>> BEGIN Given data

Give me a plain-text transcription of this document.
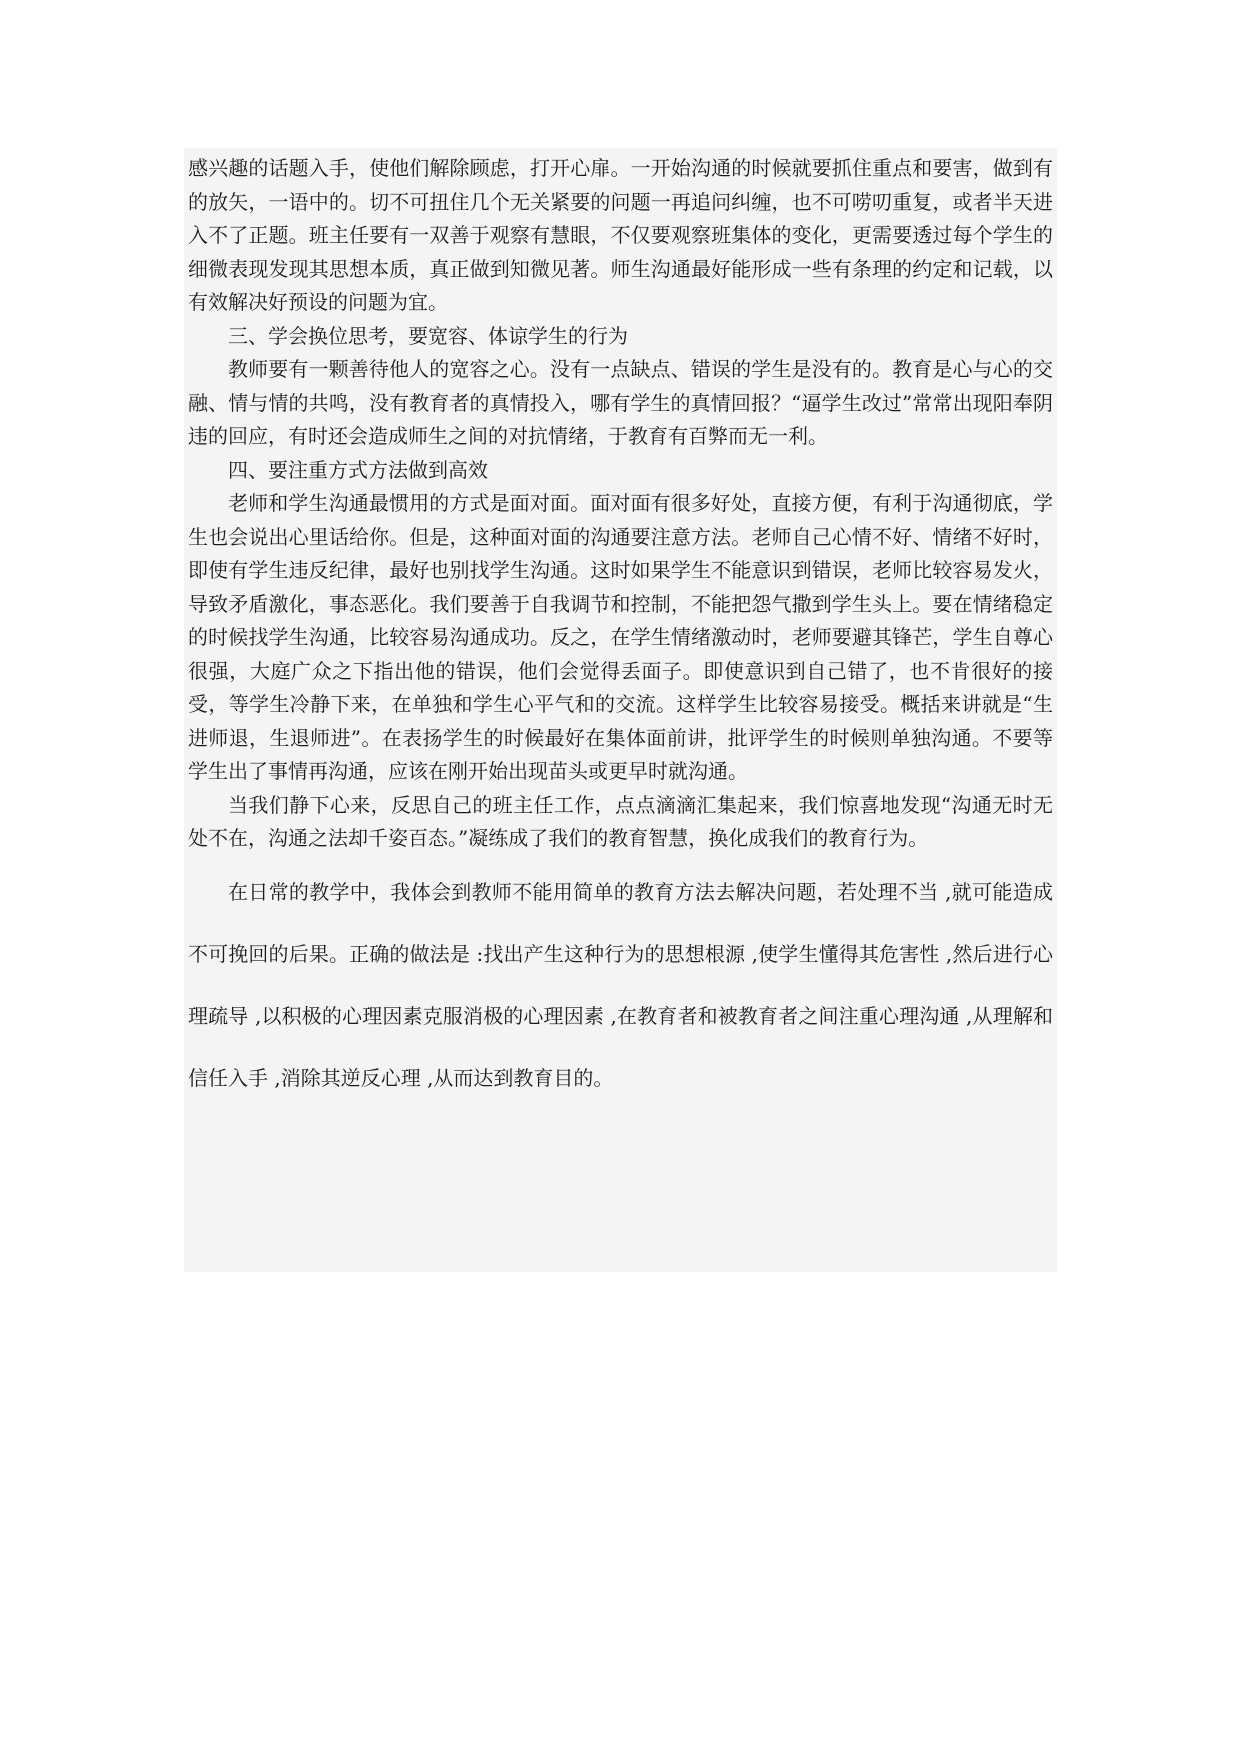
感兴趣的话题入手，使他们解除顾虑，打开心扉。一开始沟通的时候就要抓住重点和要害，做到有的放矢，一语中的。切不可扭住几个无关紧要的问题一再追问纠缠，也不可唠叨重复，或者半天进入不了正题。班主任要有一双善于观察有慧眼，不仅要观察班集体的变化，更需要透过每个学生的细微表现发现其思想本质，真正做到知微见著。师生沟通最好能形成一些有条理的约定和记载，以有效解决好预设的问题为宜。

三、学会换位思考，要宽容、体谅学生的行为

教师要有一颗善待他人的宽容之心。没有一点缺点、错误的学生是没有的。教育是心与心的交融、情与情的共鸣，没有教育者的真情投入，哪有学生的真情回报？“逼学生改过”常常出现阳奉阴违的回应，有时还会造成师生之间的对抗情绪，于教育有百弊而无一利。

四、要注重方式方法做到高效

老师和学生沟通最惯用的方式是面对面。面对面有很多好处，直接方便，有利于沟通彻底，学生也会说出心里话给你。但是，这种面对面的沟通要注意方法。老师自己心情不好、情绪不好时，即使有学生违反纪律，最好也别找学生沟通。这时如果学生不能意识到错误，老师比较容易发火，导致矛盾激化，事态恶化。我们要善于自我调节和控制，不能把怨气撒到学生头上。要在情绪稳定的时候找学生沟通，比较容易沟通成功。反之，在学生情绪激动时，老师要避其锋芒，学生自尊心很强，大庭广众之下指出他的错误，他们会觉得丢面子。即使意识到自己错了，也不肯很好的接受，等学生冷静下来，在单独和学生心平气和的交流。这样学生比较容易接受。概括来讲就是“生进师退，生退师进”。在表扬学生的时候最好在集体面前讲，批评学生的时候则单独沟通。不要等学生出了事情再沟通，应该在刚开始出现苗头或更早时就沟通。

当我们静下心来，反思自己的班主任工作，点点滴滴汇集起来，我们惊喜地发现“沟通无时无处不在，沟通之法却千姿百态。”凝练成了我们的教育智慧，换化成我们的教育行为。

在日常的教学中，我体会到教师不能用简单的教育方法去解决问题，若处理不当 ,就可能造成不可挽回的后果。正确的做法是 :找出产生这种行为的思想根源 ,使学生懂得其危害性 ,然后进行心理疏导 ,以积极的心理因素克服消极的心理因素 ,在教育者和被教育者之间注重心理沟通 ,从理解和信任入手 ,消除其逆反心理 ,从而达到教育目的。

>> END Given data

*Written instruction:* Each line of the data should be quoted exactly, with pictures left out.

*The response:*
Give me a plain-text transcription of this document.
感兴趣的话题入手，使他们解除顾虑，打开心扉。一开始沟通的时候就要抓住重点和要害，做到有的放矢，一语中的。切不可扭住几个无关紧要的问题一再追问纠缠，也不可唠叨重复，或者半天进入不了正题。班主任要有一双善于观察有慧眼，不仅要观察班集体的变化，更需要透过每个学生的细微表现发现其思想本质，真正做到知微见著。师生沟通最好能形成一些有条理的约定和记载，以有效解决好预设的问题为宜。

三、学会换位思考，要宽容、体谅学生的行为

教师要有一颗善待他人的宽容之心。没有一点缺点、错误的学生是没有的。教育是心与心的交融、情与情的共鸣，没有教育者的真情投入，哪有学生的真情回报？“逼学生改过”常常出现阳奉阴违的回应，有时还会造成师生之间的对抗情绪，于教育有百弊而无一利。

四、要注重方式方法做到高效

老师和学生沟通最惯用的方式是面对面。面对面有很多好处，直接方便，有利于沟通彻底，学生也会说出心里话给你。但是，这种面对面的沟通要注意方法。老师自己心情不好、情绪不好时，即使有学生违反纪律，最好也别找学生沟通。这时如果学生不能意识到错误，老师比较容易发火，导致矛盾激化，事态恶化。我们要善于自我调节和控制，不能把怨气撒到学生头上。要在情绪稳定的时候找学生沟通，比较容易沟通成功。反之，在学生情绪激动时，老师要避其锋芒，学生自尊心很强，大庭广众之下指出他的错误，他们会觉得丢面子。即使意识到自己错了，也不肯很好的接受，等学生冷静下来，在单独和学生心平气和的交流。这样学生比较容易接受。概括来讲就是“生进师退，生退师进”。在表扬学生的时候最好在集体面前讲，批评学生的时候则单独沟通。不要等学生出了事情再沟通，应该在刚开始出现苗头或更早时就沟通。

当我们静下心来，反思自己的班主任工作，点点滴滴汇集起来，我们惊喜地发现“沟通无时无处不在，沟通之法却千姿百态。”凝练成了我们的教育智慧，换化成我们的教育行为。

在日常的教学中，我体会到教师不能用简单的教育方法去解决问题，若处理不当 ,就可能造成不可挽回的后果。正确的做法是 :找出产生这种行为的思想根源 ,使学生懂得其危害性 ,然后进行心理疏导 ,以积极的心理因素克服消极的心理因素 ,在教育者和被教育者之间注重心理沟通 ,从理解和信任入手 ,消除其逆反心理 ,从而达到教育目的。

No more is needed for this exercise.